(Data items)
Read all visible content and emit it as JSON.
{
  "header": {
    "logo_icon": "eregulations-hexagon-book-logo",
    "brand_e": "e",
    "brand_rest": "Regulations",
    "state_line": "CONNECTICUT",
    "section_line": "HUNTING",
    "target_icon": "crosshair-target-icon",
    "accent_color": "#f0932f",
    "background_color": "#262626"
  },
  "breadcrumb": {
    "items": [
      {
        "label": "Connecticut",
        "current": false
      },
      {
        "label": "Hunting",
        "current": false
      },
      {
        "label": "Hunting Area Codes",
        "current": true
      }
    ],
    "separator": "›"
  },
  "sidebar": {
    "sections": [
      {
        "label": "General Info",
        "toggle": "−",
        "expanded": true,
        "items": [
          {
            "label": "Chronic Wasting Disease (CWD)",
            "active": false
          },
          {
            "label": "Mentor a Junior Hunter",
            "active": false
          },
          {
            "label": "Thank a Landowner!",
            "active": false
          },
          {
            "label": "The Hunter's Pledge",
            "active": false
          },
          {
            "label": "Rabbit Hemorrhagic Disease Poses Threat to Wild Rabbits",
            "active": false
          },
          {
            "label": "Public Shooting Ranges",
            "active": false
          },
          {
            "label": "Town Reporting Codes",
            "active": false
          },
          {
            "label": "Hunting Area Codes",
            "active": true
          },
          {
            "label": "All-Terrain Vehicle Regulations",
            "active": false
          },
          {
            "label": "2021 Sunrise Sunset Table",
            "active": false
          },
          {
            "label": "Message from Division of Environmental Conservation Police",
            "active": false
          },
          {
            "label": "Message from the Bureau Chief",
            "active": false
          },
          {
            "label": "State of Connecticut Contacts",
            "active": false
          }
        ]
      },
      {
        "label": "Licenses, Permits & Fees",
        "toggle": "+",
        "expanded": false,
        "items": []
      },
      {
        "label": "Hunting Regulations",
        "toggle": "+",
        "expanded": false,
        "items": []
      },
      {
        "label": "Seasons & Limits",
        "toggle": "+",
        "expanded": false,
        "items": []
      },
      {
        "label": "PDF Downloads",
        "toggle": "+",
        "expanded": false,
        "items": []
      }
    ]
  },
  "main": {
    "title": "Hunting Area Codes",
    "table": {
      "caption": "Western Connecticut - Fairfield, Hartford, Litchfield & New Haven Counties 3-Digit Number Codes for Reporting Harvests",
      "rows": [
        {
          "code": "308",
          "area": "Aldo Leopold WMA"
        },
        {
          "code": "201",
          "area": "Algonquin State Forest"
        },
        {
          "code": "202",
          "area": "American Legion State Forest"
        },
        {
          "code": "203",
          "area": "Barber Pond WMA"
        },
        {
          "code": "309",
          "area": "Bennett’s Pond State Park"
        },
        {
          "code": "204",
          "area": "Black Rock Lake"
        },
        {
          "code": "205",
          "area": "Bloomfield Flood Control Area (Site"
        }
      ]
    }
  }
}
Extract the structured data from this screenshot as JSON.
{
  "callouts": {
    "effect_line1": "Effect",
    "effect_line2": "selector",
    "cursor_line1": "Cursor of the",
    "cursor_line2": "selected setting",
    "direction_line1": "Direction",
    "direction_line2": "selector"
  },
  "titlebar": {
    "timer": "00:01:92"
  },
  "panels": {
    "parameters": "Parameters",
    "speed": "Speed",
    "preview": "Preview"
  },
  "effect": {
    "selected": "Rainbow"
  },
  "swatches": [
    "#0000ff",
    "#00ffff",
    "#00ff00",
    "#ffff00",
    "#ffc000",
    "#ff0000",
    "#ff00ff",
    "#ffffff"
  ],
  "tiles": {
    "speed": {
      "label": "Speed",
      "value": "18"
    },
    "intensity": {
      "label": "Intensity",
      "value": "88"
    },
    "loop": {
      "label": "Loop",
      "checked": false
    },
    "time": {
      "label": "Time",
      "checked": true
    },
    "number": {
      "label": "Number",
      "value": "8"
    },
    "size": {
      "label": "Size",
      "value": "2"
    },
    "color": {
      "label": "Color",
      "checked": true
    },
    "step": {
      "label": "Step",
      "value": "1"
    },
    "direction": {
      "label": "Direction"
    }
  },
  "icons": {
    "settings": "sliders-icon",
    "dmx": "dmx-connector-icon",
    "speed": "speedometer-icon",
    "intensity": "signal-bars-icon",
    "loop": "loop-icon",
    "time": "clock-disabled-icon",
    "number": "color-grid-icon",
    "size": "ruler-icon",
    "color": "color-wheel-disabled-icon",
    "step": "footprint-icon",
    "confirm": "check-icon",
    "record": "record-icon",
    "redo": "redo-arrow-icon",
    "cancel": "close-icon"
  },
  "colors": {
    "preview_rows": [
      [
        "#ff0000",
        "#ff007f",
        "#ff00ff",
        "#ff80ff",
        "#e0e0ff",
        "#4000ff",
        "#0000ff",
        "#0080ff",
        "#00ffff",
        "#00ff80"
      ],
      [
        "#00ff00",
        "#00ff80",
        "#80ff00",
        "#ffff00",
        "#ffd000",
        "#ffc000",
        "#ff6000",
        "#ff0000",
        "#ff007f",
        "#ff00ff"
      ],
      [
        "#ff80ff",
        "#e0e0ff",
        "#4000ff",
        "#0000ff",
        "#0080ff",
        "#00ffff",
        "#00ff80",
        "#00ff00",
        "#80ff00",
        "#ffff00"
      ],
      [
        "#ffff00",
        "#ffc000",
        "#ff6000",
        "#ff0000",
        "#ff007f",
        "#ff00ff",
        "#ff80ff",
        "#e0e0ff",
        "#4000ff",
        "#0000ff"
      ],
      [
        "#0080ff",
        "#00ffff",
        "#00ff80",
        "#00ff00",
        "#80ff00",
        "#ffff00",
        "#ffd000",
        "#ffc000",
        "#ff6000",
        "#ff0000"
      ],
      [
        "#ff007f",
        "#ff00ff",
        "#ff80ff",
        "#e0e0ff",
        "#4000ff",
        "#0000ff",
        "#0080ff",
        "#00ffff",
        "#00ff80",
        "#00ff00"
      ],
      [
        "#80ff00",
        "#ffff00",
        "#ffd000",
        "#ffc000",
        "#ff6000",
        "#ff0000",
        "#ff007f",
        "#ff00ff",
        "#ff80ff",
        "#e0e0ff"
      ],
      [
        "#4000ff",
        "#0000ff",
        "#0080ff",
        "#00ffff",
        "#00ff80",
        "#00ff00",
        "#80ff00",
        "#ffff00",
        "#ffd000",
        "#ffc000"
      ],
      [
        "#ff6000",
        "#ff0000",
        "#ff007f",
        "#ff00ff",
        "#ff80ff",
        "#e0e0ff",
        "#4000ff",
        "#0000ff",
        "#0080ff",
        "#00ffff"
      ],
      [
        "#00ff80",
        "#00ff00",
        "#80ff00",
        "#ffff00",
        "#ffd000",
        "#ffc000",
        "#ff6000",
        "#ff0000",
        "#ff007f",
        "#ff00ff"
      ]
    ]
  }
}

* * *

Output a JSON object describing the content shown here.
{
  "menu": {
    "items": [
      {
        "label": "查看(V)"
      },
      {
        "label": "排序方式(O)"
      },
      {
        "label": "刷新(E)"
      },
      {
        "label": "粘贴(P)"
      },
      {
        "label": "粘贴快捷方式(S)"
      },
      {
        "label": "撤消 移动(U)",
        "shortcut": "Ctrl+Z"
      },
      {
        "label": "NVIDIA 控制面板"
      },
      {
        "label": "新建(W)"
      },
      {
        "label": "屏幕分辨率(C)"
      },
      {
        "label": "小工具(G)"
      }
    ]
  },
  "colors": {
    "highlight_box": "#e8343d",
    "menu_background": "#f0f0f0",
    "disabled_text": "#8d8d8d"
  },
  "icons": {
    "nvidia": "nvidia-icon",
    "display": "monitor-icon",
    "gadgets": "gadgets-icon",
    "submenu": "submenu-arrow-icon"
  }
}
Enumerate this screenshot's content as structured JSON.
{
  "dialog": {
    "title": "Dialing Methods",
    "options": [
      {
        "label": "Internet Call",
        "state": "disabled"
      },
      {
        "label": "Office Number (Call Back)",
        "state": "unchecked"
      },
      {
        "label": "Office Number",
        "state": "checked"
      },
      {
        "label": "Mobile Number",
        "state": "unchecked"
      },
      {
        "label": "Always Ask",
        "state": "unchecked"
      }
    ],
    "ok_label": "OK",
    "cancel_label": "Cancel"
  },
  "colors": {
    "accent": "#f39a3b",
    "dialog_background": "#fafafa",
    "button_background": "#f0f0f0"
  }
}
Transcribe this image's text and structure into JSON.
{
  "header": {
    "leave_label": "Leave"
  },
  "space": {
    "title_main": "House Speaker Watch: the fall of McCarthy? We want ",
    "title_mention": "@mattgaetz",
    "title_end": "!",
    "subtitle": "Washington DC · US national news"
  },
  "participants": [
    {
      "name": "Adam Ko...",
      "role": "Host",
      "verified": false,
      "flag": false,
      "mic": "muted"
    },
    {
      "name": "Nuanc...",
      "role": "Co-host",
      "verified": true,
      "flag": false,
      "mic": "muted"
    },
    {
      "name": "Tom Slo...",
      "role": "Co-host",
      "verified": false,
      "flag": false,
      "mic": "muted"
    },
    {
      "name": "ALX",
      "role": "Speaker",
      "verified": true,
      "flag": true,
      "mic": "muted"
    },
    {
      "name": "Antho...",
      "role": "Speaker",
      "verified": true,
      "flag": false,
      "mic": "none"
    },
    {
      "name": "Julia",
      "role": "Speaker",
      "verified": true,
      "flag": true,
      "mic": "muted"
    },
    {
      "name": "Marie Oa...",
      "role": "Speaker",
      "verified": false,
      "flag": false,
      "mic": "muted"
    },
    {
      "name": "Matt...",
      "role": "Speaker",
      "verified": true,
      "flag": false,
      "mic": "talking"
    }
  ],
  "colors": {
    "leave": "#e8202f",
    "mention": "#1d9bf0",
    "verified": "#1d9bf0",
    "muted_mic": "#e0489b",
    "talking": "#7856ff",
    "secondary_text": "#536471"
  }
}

* _DIRECTIVE_
In the records above, locate every line with the string "name" and copy it.

* _SOLUTION FOR THIS EXERCISE_
      "name": "Adam Ko...",
      "name": "Nuanc...",
      "name": "Tom Slo...",
      "name": "ALX",
      "name": "Antho...",
      "name": "Julia",
      "name": "Marie Oa...",
      "name": "Matt...",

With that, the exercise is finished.